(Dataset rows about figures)

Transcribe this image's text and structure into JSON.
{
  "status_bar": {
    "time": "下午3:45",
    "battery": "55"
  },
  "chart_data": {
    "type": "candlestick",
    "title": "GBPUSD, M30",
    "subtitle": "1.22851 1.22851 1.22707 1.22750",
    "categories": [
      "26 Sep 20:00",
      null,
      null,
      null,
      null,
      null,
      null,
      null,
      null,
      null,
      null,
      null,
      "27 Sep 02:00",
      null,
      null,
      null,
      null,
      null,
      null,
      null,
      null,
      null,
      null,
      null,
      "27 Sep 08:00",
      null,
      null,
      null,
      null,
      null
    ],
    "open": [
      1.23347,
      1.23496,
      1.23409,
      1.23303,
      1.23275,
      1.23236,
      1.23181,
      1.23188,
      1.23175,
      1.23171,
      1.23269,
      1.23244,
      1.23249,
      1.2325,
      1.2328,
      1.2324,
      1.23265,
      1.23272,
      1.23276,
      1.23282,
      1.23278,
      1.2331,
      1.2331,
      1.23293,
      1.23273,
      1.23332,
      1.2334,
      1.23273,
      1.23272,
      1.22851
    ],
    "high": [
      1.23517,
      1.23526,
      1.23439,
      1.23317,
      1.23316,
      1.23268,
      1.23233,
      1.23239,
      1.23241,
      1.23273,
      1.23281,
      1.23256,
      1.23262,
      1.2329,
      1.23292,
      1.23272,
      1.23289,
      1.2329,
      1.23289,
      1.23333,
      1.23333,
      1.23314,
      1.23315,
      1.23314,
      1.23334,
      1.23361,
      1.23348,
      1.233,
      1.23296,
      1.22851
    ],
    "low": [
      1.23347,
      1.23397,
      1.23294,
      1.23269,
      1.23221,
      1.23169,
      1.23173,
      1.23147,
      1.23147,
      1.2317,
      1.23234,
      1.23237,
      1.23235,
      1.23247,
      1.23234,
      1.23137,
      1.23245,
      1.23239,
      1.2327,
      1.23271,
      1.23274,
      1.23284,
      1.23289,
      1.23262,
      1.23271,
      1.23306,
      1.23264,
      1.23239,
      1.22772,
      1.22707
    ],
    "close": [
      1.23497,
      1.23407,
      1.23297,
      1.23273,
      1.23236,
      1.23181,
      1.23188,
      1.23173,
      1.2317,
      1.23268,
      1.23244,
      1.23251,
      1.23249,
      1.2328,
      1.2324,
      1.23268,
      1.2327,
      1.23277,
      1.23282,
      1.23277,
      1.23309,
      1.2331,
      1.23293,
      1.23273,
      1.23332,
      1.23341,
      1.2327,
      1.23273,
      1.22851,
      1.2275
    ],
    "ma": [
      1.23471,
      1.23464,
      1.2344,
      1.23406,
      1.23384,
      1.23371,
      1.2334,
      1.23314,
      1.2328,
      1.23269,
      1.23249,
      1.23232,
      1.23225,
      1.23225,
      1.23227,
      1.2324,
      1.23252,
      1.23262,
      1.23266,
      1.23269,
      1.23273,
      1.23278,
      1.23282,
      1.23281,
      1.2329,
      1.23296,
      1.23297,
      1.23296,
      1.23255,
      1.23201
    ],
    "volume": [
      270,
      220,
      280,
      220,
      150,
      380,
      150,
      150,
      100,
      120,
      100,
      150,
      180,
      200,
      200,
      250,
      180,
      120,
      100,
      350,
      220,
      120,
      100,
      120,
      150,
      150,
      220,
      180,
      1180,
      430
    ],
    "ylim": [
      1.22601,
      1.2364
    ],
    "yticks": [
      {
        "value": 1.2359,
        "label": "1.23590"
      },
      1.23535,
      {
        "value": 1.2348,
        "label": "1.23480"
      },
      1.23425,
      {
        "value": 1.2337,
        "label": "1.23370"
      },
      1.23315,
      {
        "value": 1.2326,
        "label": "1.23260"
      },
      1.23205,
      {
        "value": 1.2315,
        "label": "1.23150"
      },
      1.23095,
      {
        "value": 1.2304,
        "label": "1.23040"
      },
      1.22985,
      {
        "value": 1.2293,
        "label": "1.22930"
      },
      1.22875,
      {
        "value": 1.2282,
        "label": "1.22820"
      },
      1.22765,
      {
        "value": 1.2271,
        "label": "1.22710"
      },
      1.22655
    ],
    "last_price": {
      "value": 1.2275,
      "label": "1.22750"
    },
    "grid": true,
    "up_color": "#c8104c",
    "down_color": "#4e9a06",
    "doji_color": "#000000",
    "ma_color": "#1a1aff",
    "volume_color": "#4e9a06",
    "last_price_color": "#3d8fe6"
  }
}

What you need to do
Without changing a word, restate the whole listing.

Output below
Transcribe this image's text and structure into JSON.
{
  "status_bar": {
    "time": "下午3:45",
    "battery": "55"
  },
  "chart_data": {
    "type": "candlestick",
    "title": "GBPUSD, M30",
    "subtitle": "1.22851 1.22851 1.22707 1.22750",
    "categories": [
      "26 Sep 20:00",
      null,
      null,
      null,
      null,
      null,
      null,
      null,
      null,
      null,
      null,
      null,
      "27 Sep 02:00",
      null,
      null,
      null,
      null,
      null,
      null,
      null,
      null,
      null,
      null,
      null,
      "27 Sep 08:00",
      null,
      null,
      null,
      null,
      null
    ],
    "open": [
      1.23347,
      1.23496,
      1.23409,
      1.23303,
      1.23275,
      1.23236,
      1.23181,
      1.23188,
      1.23175,
      1.23171,
      1.23269,
      1.23244,
      1.23249,
      1.2325,
      1.2328,
      1.2324,
      1.23265,
      1.23272,
      1.23276,
      1.23282,
      1.23278,
      1.2331,
      1.2331,
      1.23293,
      1.23273,
      1.23332,
      1.2334,
      1.23273,
      1.23272,
      1.22851
    ],
    "high": [
      1.23517,
      1.23526,
      1.23439,
      1.23317,
      1.23316,
      1.23268,
      1.23233,
      1.23239,
      1.23241,
      1.23273,
      1.23281,
      1.23256,
      1.23262,
      1.2329,
      1.23292,
      1.23272,
      1.23289,
      1.2329,
      1.23289,
      1.23333,
      1.23333,
      1.23314,
      1.23315,
      1.23314,
      1.23334,
      1.23361,
      1.23348,
      1.233,
      1.23296,
      1.22851
    ],
    "low": [
      1.23347,
      1.23397,
      1.23294,
      1.23269,
      1.23221,
      1.23169,
      1.23173,
      1.23147,
      1.23147,
      1.2317,
      1.23234,
      1.23237,
      1.23235,
      1.23247,
      1.23234,
      1.23137,
      1.23245,
      1.23239,
      1.2327,
      1.23271,
      1.23274,
      1.23284,
      1.23289,
      1.23262,
      1.23271,
      1.23306,
      1.23264,
      1.23239,
      1.22772,
      1.22707
    ],
    "close": [
      1.23497,
      1.23407,
      1.23297,
      1.23273,
      1.23236,
      1.23181,
      1.23188,
      1.23173,
      1.2317,
      1.23268,
      1.23244,
      1.23251,
      1.23249,
      1.2328,
      1.2324,
      1.23268,
      1.2327,
      1.23277,
      1.23282,
      1.23277,
      1.23309,
      1.2331,
      1.23293,
      1.23273,
      1.23332,
      1.23341,
      1.2327,
      1.23273,
      1.22851,
      1.2275
    ],
    "ma": [
      1.23471,
      1.23464,
      1.2344,
      1.23406,
      1.23384,
      1.23371,
      1.2334,
      1.23314,
      1.2328,
      1.23269,
      1.23249,
      1.23232,
      1.23225,
      1.23225,
      1.23227,
      1.2324,
      1.23252,
      1.23262,
      1.23266,
      1.23269,
      1.23273,
      1.23278,
      1.23282,
      1.23281,
      1.2329,
      1.23296,
      1.23297,
      1.23296,
      1.23255,
      1.23201
    ],
    "volume": [
      270,
      220,
      280,
      220,
      150,
      380,
      150,
      150,
      100,
      120,
      100,
      150,
      180,
      200,
      200,
      250,
      180,
      120,
      100,
      350,
      220,
      120,
      100,
      120,
      150,
      150,
      220,
      180,
      1180,
      430
    ],
    "ylim": [
      1.22601,
      1.2364
    ],
    "yticks": [
      {
        "value": 1.2359,
        "label": "1.23590"
      },
      1.23535,
      {
        "value": 1.2348,
        "label": "1.23480"
      },
      1.23425,
      {
        "value": 1.2337,
        "label": "1.23370"
      },
      1.23315,
      {
        "value": 1.2326,
        "label": "1.23260"
      },
      1.23205,
      {
        "value": 1.2315,
        "label": "1.23150"
      },
      1.23095,
      {
        "value": 1.2304,
        "label": "1.23040"
      },
      1.22985,
      {
        "value": 1.2293,
        "label": "1.22930"
      },
      1.22875,
      {
        "value": 1.2282,
        "label": "1.22820"
      },
      1.22765,
      {
        "value": 1.2271,
        "label": "1.22710"
      },
      1.22655
    ],
    "last_price": {
      "value": 1.2275,
      "label": "1.22750"
    },
    "grid": true,
    "up_color": "#c8104c",
    "down_color": "#4e9a06",
    "doji_color": "#000000",
    "ma_color": "#1a1aff",
    "volume_color": "#4e9a06",
    "last_price_color": "#3d8fe6"
  }
}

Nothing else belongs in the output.